● **Written task**:
The records below are to be repeated in full, exactly as they are.
::::::::
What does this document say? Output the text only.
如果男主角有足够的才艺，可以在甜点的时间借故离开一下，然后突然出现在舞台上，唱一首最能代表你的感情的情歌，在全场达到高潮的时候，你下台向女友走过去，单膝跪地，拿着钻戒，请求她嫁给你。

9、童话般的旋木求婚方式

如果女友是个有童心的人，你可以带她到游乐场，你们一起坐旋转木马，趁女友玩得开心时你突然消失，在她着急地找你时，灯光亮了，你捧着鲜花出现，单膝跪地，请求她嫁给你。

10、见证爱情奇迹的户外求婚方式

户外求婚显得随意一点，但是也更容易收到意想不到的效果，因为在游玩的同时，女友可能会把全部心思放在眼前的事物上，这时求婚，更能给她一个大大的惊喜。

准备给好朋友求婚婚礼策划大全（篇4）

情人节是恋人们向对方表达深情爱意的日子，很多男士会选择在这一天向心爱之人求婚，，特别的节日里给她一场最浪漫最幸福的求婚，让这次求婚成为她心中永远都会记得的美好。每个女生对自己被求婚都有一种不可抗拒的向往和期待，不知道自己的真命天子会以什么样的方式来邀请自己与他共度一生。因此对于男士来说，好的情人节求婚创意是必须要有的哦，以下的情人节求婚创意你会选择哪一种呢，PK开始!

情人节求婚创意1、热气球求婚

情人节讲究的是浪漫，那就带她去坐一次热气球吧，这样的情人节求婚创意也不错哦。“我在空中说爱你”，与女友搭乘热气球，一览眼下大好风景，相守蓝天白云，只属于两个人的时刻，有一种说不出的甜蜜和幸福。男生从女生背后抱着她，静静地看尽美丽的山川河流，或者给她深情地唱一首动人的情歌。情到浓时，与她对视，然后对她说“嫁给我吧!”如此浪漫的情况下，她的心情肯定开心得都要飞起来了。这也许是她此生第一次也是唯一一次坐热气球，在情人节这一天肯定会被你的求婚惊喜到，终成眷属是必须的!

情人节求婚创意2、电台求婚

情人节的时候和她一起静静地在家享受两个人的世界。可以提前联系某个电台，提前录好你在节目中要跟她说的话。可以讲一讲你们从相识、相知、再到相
::::::::
● **Correct answer**:
What does this document say? Output the text only.
如果男主角有足够的才艺，可以在甜点的时间借故离开一下，然后突然出现在舞台上，唱一首最能代表你的感情的情歌，在全场达到高潮的时候，你下台向女友走过去，单膝跪地，拿着钻戒，请求她嫁给你。

9、童话般的旋木求婚方式

如果女友是个有童心的人，你可以带她到游乐场，你们一起坐旋转木马，趁女友玩得开心时你突然消失，在她着急地找你时，灯光亮了，你捧着鲜花出现，单膝跪地，请求她嫁给你。

10、见证爱情奇迹的户外求婚方式

户外求婚显得随意一点，但是也更容易收到意想不到的效果，因为在游玩的同时，女友可能会把全部心思放在眼前的事物上，这时求婚，更能给她一个大大的惊喜。

准备给好朋友求婚婚礼策划大全（篇4）

情人节是恋人们向对方表达深情爱意的日子，很多男士会选择在这一天向心爱之人求婚，，特别的节日里给她一场最浪漫最幸福的求婚，让这次求婚成为她心中永远都会记得的美好。每个女生对自己被求婚都有一种不可抗拒的向往和期待，不知道自己的真命天子会以什么样的方式来邀请自己与他共度一生。因此对于男士来说，好的情人节求婚创意是必须要有的哦，以下的情人节求婚创意你会选择哪一种呢，PK开始!

情人节求婚创意1、热气球求婚

情人节讲究的是浪漫，那就带她去坐一次热气球吧，这样的情人节求婚创意也不错哦。“我在空中说爱你”，与女友搭乘热气球，一览眼下大好风景，相守蓝天白云，只属于两个人的时刻，有一种说不出的甜蜜和幸福。男生从女生背后抱着她，静静地看尽美丽的山川河流，或者给她深情地唱一首动人的情歌。情到浓时，与她对视，然后对她说“嫁给我吧!”如此浪漫的情况下，她的心情肯定开心得都要飞起来了。这也许是她此生第一次也是唯一一次坐热气球，在情人节这一天肯定会被你的求婚惊喜到，终成眷属是必须的!

情人节求婚创意2、电台求婚

情人节的时候和她一起静静地在家享受两个人的世界。可以提前联系某个电台，提前录好你在节目中要跟她说的话。可以讲一讲你们从相识、相知、再到相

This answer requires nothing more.